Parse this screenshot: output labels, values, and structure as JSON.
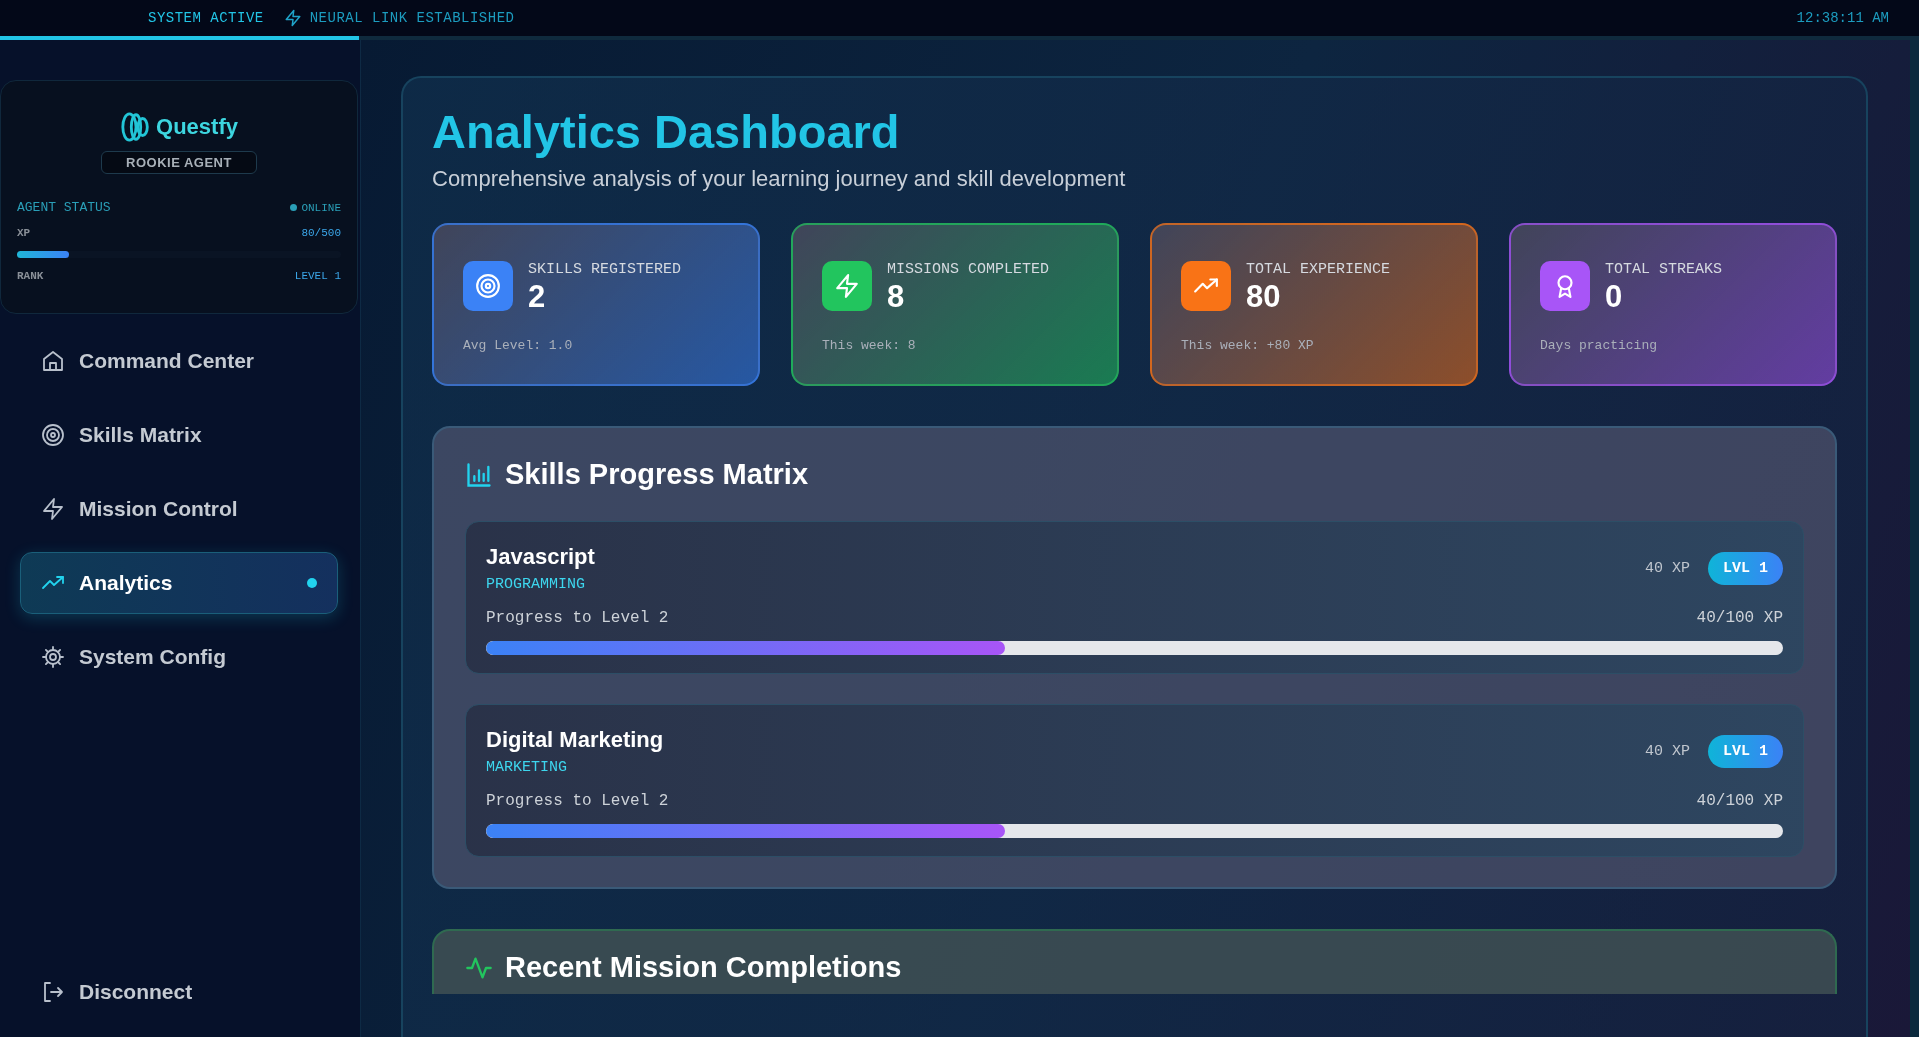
{
  "status_bar": {
    "items": [
      "SYSTEM ACTIVE",
      "NEURAL LINK ESTABLISHED"
    ],
    "time": "12:38:11 AM"
  },
  "sidebar": {
    "brand": "Questfy",
    "badge": "ROOKIE AGENT",
    "status": {
      "title": "AGENT STATUS",
      "state": "ONLINE",
      "xp_label": "XP",
      "xp_value": "80/500",
      "level": 0.16,
      "rank_label": "RANK",
      "rank_value": "LEVEL 1"
    },
    "items": [
      {
        "label": "Command Center",
        "selected": false
      },
      {
        "label": "Skills Matrix",
        "selected": false
      },
      {
        "label": "Mission Control",
        "selected": false
      },
      {
        "label": "Analytics",
        "selected": true
      },
      {
        "label": "System Config",
        "selected": false
      }
    ],
    "footer": "Disconnect"
  },
  "header": {
    "title": "Analytics Dashboard",
    "subtitle": "Comprehensive analysis of your learning journey and skill development"
  },
  "stats": [
    {
      "label": "SKILLS REGISTERED",
      "value": "2",
      "note": "Avg Level: 1.0",
      "color": "#3b82f6"
    },
    {
      "label": "MISSIONS COMPLETED",
      "value": "8",
      "note": "This week: 8",
      "color": "#22c55e"
    },
    {
      "label": "TOTAL EXPERIENCE",
      "value": "80",
      "note": "This week: +80 XP",
      "color": "#f97316"
    },
    {
      "label": "TOTAL STREAKS",
      "value": "0",
      "note": "Days practicing",
      "color": "#a855f7"
    }
  ],
  "skills_panel": {
    "title": "Skills Progress Matrix",
    "skills": [
      {
        "name": "Javascript",
        "category": "PROGRAMMING",
        "xp": "40 XP",
        "badge": "LVL 1",
        "progress_label": "Progress to Level 2",
        "progress_value": "40/100 XP",
        "level": 0.4
      },
      {
        "name": "Digital Marketing",
        "category": "MARKETING",
        "xp": "40 XP",
        "badge": "LVL 1",
        "progress_label": "Progress to Level 2",
        "progress_value": "40/100 XP",
        "level": 0.4
      }
    ]
  },
  "recent_panel": {
    "title": "Recent Mission Completions"
  }
}
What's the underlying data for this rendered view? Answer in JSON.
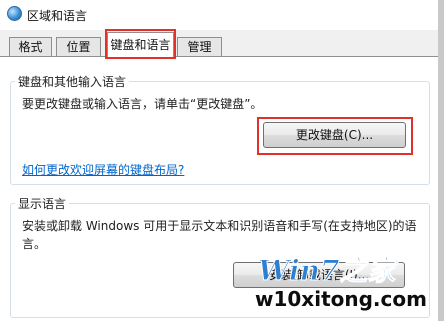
{
  "window": {
    "title": "区域和语言"
  },
  "tabs": [
    {
      "label": "格式"
    },
    {
      "label": "位置"
    },
    {
      "label": "键盘和语言"
    },
    {
      "label": "管理"
    }
  ],
  "keyboard_group": {
    "title": "键盘和其他输入语言",
    "description": "要更改键盘或输入语言，请单击“更改键盘”。",
    "button_label": "更改键盘(C)...",
    "link_text": "如何更改欢迎屏幕的键盘布局?"
  },
  "display_group": {
    "title": "显示语言",
    "description_line1": "安装或卸载 Windows 可用于显示文本和识别语音和手写(在支持地区)的语",
    "description_line2": "言。",
    "button_label": "安装/卸载语言(I)..."
  },
  "watermark": {
    "logo_text": "Win7之家",
    "domain": "w10xitong.com"
  },
  "colors": {
    "highlight": "#e0312b",
    "link": "#0066cc"
  }
}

__Goal__: Which lines hold the word "name"? Show each one.

__Reply__:
        "name": "Javascript",
        "name": "Digital Marketing",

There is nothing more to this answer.